= Required task =
Identify and reproduce every line holding the string "analysis".

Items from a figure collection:
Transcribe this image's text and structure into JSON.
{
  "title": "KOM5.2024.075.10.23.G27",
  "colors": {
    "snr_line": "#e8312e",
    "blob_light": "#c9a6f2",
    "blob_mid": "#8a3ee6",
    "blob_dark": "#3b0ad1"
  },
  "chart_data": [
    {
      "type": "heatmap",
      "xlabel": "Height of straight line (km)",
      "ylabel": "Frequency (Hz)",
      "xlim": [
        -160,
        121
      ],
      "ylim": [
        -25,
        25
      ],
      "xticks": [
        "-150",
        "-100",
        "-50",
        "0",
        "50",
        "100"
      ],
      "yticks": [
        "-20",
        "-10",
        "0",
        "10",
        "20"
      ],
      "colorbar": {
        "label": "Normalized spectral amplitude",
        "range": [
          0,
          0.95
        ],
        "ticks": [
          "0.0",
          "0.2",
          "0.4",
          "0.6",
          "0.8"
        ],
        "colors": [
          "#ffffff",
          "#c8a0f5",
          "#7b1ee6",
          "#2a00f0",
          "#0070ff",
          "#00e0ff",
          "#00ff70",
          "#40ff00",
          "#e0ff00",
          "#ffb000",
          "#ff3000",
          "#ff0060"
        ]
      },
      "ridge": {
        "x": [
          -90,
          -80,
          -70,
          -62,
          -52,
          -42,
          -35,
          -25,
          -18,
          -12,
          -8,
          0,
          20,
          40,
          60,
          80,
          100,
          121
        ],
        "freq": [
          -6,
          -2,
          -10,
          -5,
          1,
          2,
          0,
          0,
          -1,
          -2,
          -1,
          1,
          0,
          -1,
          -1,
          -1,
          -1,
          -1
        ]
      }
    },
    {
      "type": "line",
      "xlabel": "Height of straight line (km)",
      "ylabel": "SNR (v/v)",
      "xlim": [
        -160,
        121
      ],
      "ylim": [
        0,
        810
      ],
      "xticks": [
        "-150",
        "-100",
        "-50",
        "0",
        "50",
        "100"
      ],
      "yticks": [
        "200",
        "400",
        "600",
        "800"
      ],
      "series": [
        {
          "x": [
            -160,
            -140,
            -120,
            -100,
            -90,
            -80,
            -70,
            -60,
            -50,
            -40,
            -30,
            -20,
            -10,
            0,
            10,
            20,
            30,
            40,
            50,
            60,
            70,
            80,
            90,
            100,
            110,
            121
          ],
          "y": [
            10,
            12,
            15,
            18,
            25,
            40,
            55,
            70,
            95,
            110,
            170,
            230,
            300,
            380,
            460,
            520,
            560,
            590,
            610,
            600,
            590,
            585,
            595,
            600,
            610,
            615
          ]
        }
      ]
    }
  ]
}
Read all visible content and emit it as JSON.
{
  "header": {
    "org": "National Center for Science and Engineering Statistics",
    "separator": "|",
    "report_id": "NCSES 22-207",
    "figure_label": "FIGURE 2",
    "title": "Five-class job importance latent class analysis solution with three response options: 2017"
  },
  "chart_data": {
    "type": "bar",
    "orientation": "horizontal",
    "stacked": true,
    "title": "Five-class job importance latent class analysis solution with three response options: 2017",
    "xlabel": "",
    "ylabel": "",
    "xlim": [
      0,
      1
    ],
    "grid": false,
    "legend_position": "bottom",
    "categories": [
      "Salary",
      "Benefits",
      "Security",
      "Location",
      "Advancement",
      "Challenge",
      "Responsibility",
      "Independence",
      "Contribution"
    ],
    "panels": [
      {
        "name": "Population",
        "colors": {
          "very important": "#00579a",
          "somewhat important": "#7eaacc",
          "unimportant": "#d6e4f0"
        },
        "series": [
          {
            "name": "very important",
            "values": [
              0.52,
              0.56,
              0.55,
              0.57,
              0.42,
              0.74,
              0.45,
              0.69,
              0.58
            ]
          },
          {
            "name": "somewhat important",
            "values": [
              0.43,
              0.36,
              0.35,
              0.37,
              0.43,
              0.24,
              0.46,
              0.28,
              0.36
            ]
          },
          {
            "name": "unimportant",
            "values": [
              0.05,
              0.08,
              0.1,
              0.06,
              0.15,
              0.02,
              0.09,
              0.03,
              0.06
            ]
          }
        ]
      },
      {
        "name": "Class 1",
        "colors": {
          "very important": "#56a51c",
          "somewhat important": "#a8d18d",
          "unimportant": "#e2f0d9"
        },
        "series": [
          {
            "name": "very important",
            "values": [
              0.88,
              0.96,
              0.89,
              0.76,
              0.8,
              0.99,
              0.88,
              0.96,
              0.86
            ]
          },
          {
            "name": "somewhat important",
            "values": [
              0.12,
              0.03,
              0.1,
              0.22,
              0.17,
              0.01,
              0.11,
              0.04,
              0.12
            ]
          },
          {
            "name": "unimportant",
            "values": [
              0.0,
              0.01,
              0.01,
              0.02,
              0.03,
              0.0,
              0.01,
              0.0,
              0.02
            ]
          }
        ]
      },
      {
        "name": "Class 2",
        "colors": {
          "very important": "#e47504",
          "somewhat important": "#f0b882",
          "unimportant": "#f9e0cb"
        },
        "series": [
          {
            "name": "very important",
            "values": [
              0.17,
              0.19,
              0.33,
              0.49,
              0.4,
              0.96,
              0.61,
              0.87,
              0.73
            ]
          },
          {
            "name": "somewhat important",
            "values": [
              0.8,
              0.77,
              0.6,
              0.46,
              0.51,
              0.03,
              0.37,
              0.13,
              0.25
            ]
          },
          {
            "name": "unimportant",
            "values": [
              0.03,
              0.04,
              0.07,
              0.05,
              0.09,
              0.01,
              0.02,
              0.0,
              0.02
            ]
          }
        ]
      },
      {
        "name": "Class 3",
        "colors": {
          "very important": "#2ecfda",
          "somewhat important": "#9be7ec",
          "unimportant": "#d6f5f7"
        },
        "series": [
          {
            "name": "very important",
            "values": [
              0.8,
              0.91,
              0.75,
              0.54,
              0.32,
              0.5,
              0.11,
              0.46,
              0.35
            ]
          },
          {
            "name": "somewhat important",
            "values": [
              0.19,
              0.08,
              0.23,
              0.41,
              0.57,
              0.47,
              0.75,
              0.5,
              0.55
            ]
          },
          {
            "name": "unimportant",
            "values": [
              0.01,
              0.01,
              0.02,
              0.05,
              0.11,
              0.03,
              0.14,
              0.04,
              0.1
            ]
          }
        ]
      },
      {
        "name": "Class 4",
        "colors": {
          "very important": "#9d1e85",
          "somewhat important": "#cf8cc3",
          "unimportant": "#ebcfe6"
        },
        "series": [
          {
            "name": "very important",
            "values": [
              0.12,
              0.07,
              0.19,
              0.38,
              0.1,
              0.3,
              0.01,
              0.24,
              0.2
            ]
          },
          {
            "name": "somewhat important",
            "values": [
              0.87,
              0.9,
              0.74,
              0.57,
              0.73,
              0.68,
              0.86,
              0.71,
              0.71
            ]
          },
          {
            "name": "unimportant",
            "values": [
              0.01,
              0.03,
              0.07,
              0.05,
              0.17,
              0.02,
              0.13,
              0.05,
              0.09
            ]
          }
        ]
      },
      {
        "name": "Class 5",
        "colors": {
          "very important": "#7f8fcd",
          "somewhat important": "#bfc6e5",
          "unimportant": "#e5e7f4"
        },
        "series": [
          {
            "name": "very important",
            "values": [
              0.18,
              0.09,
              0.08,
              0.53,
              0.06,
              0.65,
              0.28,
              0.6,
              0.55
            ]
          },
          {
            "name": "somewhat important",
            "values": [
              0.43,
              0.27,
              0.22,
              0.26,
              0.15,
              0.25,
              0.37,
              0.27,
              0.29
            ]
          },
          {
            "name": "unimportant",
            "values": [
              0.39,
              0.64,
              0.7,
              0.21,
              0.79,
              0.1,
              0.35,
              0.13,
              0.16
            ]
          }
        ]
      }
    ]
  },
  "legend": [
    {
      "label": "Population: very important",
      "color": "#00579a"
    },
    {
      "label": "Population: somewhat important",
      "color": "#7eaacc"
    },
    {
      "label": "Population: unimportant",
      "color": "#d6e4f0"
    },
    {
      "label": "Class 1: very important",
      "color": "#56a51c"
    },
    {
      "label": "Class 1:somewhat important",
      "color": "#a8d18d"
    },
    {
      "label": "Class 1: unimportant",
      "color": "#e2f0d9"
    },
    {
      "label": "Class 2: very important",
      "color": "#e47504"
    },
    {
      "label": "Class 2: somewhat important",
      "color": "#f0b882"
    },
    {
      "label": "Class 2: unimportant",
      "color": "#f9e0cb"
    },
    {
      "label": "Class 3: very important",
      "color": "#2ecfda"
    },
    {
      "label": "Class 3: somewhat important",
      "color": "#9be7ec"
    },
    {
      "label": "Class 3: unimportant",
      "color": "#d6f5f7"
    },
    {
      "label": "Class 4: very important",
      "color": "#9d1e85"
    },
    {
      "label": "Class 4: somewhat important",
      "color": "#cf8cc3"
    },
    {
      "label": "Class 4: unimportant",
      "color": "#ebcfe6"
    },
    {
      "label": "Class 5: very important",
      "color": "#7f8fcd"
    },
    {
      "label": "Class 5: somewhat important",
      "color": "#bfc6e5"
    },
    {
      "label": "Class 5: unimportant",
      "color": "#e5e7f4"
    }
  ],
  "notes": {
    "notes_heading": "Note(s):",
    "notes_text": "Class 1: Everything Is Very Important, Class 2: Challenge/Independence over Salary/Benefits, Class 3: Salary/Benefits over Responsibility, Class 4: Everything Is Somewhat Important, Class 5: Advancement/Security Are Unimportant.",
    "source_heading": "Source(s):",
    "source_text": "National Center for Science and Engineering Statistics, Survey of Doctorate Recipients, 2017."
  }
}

= Exercise response =
    "title": "Five-class job importance latent class analysis solution with three response options: 2017"
    "title": "Five-class job importance latent class analysis solution with three response options: 2017",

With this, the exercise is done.